* **Written instruction**
Write out every entry word for word.

=== Recorded information ===

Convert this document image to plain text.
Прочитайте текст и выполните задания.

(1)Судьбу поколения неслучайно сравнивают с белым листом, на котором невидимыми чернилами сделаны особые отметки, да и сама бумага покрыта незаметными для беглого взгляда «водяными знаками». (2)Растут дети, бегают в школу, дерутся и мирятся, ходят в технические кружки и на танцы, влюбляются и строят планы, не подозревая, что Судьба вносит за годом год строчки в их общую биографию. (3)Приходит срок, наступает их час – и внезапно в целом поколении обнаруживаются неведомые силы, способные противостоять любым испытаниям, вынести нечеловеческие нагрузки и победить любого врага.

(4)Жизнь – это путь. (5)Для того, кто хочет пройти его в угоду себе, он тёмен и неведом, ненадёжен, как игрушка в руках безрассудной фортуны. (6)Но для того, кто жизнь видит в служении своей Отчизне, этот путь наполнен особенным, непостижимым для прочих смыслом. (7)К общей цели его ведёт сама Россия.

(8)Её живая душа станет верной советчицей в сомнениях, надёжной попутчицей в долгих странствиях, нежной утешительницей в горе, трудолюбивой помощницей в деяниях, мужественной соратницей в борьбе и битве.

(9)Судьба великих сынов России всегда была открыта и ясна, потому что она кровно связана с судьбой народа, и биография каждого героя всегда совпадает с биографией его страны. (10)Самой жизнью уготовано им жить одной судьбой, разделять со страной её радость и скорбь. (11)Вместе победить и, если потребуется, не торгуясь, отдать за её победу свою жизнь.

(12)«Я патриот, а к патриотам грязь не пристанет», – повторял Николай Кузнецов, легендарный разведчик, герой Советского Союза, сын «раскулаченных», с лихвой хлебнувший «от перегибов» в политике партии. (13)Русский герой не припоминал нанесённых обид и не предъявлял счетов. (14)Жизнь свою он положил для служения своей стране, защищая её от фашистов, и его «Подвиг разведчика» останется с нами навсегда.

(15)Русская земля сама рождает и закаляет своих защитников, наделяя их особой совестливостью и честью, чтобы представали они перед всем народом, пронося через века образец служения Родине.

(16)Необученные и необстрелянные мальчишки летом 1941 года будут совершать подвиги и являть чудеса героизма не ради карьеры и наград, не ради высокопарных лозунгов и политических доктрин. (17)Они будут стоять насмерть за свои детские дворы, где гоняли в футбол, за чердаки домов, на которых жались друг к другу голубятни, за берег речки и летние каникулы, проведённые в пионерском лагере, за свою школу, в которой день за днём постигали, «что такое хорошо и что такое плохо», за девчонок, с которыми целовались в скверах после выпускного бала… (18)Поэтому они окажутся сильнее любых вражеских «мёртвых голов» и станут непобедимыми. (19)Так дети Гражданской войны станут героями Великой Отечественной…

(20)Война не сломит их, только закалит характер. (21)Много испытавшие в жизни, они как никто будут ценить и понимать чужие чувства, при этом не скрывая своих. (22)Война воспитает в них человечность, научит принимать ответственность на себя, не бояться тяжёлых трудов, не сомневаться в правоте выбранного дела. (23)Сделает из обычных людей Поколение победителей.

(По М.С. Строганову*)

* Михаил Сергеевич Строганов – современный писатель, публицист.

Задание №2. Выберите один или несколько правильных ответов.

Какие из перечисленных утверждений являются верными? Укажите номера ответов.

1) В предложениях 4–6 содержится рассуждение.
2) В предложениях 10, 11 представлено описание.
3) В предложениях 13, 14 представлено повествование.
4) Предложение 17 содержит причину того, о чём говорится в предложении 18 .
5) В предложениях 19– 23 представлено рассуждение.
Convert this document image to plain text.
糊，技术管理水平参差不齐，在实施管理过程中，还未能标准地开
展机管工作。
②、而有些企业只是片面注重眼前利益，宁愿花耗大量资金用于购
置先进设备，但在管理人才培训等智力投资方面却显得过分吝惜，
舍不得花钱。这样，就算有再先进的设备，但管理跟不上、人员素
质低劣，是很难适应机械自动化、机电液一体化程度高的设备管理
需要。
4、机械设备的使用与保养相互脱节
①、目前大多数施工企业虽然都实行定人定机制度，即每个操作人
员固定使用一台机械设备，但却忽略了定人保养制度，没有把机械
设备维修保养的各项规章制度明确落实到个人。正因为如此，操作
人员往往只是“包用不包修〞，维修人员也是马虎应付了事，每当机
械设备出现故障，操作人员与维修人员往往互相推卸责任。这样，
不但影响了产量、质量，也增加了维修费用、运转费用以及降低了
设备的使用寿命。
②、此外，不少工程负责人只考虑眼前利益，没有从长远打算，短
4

===

* **Output of the task**
Convert this document image to plain text.
Прочитайте текст и выполните задания.

(1)Судьбу поколения неслучайно сравнивают с белым листом, на котором невидимыми чернилами сделаны особые отметки, да и сама бумага покрыта незаметными для беглого взгляда «водяными знаками». (2)Растут дети, бегают в школу, дерутся и мирятся, ходят в технические кружки и на танцы, влюбляются и строят планы, не подозревая, что Судьба вносит за годом год строчки в их общую биографию. (3)Приходит срок, наступает их час – и внезапно в целом поколении обнаруживаются неведомые силы, способные противостоять любым испытаниям, вынести нечеловеческие нагрузки и победить любого врага.

(4)Жизнь – это путь. (5)Для того, кто хочет пройти его в угоду себе, он тёмен и неведом, ненадёжен, как игрушка в руках безрассудной фортуны. (6)Но для того, кто жизнь видит в служении своей Отчизне, этот путь наполнен особенным, непостижимым для прочих смыслом. (7)К общей цели его ведёт сама Россия.

(8)Её живая душа станет верной советчицей в сомнениях, надёжной попутчицей в долгих странствиях, нежной утешительницей в горе, трудолюбивой помощницей в деяниях, мужественной соратницей в борьбе и битве.

(9)Судьба великих сынов России всегда была открыта и ясна, потому что она кровно связана с судьбой народа, и биография каждого героя всегда совпадает с биографией его страны. (10)Самой жизнью уготовано им жить одной судьбой, разделять со страной её радость и скорбь. (11)Вместе победить и, если потребуется, не торгуясь, отдать за её победу свою жизнь.

(12)«Я патриот, а к патриотам грязь не пристанет», – повторял Николай Кузнецов, легендарный разведчик, герой Советского Союза, сын «раскулаченных», с лихвой хлебнувший «от перегибов» в политике партии. (13)Русский герой не припоминал нанесённых обид и не предъявлял счетов. (14)Жизнь свою он положил для служения своей стране, защищая её от фашистов, и его «Подвиг разведчика» останется с нами навсегда.

(15)Русская земля сама рождает и закаляет своих защитников, наделяя их особой совестливостью и честью, чтобы представали они перед всем народом, пронося через века образец служения Родине.

(16)Необученные и необстрелянные мальчишки летом 1941 года будут совершать подвиги и являть чудеса героизма не ради карьеры и наград, не ради высокопарных лозунгов и политических доктрин. (17)Они будут стоять насмерть за свои детские дворы, где гоняли в футбол, за чердаки домов, на которых жались друг к другу голубятни, за берег речки и летние каникулы, проведённые в пионерском лагере, за свою школу, в которой день за днём постигали, «что такое хорошо и что такое плохо», за девчонок, с которыми целовались в скверах после выпускного бала… (18)Поэтому они окажутся сильнее любых вражеских «мёртвых голов» и станут непобедимыми. (19)Так дети Гражданской войны станут героями Великой Отечественной…

(20)Война не сломит их, только закалит характер. (21)Много испытавшие в жизни, они как никто будут ценить и понимать чужие чувства, при этом не скрывая своих. (22)Война воспитает в них человечность, научит принимать ответственность на себя, не бояться тяжёлых трудов, не сомневаться в правоте выбранного дела. (23)Сделает из обычных людей Поколение победителей.

(По М.С. Строганову*)

* Михаил Сергеевич Строганов – современный писатель, публицист.

Задание №2. Выберите один или несколько правильных ответов.

Какие из перечисленных утверждений являются верными? Укажите номера ответов.

1) В предложениях 4–6 содержится рассуждение.
2) В предложениях 10, 11 представлено описание.
3) В предложениях 13, 14 представлено повествование.
4) Предложение 17 содержит причину того, о чём говорится в предложении 18 .
5) В предложениях 19– 23 представлено рассуждение.
Convert this document image to plain text.
糊，技术管理水平参差不齐，在实施管理过程中，还未能标准地开
展机管工作。
②、而有些企业只是片面注重眼前利益，宁愿花耗大量资金用于购
置先进设备，但在管理人才培训等智力投资方面却显得过分吝惜，
舍不得花钱。这样，就算有再先进的设备，但管理跟不上、人员素
质低劣，是很难适应机械自动化、机电液一体化程度高的设备管理
需要。
4、机械设备的使用与保养相互脱节
①、目前大多数施工企业虽然都实行定人定机制度，即每个操作人
员固定使用一台机械设备，但却忽略了定人保养制度，没有把机械
设备维修保养的各项规章制度明确落实到个人。正因为如此，操作
人员往往只是“包用不包修〞，维修人员也是马虎应付了事，每当机
械设备出现故障，操作人员与维修人员往往互相推卸责任。这样，
不但影响了产量、质量，也增加了维修费用、运转费用以及降低了
设备的使用寿命。
②、此外，不少工程负责人只考虑眼前利益，没有从长远打算，短
4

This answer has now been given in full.